WHAT IS REQUIRED:
Lift out all lines below that contain "data".

MATERIAL PROVIDED:
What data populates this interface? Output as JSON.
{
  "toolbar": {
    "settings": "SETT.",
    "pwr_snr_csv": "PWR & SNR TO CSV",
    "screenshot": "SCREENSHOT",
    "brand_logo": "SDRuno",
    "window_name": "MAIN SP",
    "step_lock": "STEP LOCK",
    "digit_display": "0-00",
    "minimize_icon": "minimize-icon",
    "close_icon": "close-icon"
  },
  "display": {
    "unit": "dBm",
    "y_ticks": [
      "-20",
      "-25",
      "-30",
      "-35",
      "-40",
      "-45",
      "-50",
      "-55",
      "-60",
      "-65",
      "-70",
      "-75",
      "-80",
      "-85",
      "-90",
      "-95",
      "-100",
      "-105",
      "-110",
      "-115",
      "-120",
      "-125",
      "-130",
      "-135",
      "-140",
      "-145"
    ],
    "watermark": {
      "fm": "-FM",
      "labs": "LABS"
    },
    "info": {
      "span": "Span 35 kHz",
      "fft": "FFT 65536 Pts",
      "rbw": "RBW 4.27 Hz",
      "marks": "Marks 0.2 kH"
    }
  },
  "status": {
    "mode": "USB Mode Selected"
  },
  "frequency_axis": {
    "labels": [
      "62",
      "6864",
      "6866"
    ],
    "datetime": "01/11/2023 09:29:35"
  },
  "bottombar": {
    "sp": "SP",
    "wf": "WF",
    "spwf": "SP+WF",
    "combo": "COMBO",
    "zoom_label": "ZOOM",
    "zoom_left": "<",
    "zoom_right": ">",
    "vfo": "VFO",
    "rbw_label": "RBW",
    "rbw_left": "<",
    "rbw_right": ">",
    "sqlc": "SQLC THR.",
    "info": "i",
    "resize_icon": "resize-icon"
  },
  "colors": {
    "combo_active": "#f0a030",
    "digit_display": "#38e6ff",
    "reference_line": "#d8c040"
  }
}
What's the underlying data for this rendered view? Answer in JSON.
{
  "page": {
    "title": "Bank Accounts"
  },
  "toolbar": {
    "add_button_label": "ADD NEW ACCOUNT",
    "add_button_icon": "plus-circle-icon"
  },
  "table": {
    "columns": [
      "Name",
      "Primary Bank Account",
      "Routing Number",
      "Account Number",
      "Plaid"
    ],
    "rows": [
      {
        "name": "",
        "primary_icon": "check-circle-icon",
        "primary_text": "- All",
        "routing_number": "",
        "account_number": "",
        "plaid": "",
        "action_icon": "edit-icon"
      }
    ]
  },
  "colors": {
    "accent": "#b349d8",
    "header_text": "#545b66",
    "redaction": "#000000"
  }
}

* * *

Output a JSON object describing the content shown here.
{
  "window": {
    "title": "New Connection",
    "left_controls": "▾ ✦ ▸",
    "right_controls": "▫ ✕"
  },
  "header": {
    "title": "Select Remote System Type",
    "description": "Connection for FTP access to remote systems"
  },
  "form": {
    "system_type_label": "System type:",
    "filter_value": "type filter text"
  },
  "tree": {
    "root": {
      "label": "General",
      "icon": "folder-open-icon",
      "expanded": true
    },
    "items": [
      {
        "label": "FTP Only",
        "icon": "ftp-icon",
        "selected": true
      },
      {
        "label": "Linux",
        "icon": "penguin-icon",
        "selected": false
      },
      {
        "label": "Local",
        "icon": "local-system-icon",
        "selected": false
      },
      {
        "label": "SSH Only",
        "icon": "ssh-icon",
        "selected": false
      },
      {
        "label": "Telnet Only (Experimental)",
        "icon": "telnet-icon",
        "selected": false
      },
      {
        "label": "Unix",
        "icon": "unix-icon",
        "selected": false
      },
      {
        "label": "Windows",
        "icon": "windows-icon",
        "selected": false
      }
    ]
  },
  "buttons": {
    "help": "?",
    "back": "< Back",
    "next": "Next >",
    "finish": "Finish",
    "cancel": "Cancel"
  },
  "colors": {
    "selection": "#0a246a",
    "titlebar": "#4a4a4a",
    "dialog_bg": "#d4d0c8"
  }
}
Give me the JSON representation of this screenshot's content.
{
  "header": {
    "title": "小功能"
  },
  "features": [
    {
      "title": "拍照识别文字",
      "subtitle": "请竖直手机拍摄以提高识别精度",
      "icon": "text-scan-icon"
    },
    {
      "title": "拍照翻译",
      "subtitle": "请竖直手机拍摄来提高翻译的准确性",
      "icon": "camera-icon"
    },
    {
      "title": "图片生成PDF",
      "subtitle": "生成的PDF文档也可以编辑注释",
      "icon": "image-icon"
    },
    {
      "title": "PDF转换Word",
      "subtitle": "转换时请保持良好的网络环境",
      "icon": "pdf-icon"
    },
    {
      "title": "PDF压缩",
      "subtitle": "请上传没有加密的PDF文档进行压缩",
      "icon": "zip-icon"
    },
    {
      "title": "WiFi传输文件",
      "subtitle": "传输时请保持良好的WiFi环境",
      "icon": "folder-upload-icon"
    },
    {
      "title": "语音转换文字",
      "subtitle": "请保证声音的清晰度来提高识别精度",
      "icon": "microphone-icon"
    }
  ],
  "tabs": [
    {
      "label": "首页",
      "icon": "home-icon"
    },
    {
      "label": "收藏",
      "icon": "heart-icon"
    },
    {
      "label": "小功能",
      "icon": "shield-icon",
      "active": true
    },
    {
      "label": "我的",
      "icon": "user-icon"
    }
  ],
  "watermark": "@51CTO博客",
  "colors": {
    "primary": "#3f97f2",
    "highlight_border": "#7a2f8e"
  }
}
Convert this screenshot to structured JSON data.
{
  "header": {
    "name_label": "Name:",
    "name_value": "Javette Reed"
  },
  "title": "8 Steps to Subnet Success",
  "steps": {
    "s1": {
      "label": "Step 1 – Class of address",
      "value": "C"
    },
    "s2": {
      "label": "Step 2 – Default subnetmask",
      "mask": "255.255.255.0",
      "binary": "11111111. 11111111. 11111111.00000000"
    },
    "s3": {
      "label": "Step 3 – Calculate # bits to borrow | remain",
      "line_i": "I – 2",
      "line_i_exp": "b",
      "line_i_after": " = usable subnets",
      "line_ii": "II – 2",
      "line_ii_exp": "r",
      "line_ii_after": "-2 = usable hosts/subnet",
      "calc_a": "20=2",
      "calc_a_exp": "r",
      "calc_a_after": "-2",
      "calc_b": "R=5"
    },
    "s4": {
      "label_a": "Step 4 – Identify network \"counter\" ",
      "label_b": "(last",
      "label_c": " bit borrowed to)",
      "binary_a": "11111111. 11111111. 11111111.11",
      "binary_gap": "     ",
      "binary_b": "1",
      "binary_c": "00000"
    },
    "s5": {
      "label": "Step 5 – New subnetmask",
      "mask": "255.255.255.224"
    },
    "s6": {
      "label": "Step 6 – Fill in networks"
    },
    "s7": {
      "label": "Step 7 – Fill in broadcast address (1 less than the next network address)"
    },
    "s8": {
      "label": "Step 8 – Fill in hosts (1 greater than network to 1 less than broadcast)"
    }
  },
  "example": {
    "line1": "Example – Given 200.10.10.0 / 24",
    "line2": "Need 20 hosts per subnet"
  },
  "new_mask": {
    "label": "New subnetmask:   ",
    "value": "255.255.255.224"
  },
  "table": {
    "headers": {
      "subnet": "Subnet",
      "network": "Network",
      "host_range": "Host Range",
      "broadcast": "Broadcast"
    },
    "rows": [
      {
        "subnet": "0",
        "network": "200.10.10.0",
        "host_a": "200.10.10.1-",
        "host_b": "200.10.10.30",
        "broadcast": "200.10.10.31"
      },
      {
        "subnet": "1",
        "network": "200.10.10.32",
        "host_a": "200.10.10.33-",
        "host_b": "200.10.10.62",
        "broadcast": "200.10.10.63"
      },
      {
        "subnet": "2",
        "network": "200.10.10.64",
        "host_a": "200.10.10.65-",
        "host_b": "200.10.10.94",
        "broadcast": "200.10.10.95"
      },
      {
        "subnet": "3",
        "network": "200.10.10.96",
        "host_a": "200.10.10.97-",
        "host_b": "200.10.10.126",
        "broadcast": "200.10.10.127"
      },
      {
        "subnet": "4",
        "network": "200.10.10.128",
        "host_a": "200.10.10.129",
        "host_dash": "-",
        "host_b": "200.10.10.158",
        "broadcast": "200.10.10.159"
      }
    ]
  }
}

---

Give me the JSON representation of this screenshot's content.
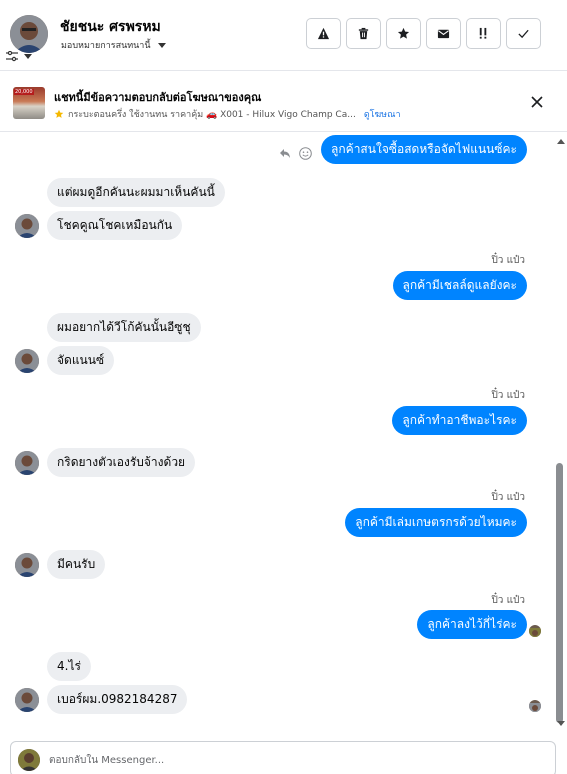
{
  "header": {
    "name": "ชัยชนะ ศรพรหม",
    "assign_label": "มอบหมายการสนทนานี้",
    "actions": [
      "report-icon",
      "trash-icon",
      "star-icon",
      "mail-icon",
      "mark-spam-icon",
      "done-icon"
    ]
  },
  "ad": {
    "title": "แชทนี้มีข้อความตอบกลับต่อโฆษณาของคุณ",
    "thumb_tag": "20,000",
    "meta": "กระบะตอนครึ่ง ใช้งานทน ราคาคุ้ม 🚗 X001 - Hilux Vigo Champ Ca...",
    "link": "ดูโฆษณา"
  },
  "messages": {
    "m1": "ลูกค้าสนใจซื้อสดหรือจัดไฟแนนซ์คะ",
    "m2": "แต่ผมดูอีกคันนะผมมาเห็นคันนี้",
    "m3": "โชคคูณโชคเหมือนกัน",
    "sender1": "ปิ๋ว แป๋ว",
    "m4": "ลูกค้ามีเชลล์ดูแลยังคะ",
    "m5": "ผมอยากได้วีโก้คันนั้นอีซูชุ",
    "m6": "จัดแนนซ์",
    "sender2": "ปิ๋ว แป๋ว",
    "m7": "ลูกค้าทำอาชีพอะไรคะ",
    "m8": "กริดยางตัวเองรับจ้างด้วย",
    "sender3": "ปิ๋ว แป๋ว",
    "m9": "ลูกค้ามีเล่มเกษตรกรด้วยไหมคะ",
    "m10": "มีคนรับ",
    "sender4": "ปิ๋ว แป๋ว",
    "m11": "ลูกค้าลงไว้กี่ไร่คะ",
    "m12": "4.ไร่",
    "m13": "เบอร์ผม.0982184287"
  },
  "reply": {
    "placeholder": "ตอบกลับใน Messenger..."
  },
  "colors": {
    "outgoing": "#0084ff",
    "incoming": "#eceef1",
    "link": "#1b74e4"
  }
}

FINAL RESULT:
What data populates this interface? Output as JSON.
What's the underlying data for this rendered view? Answer in JSON.
Convert this screenshot to structured JSON data.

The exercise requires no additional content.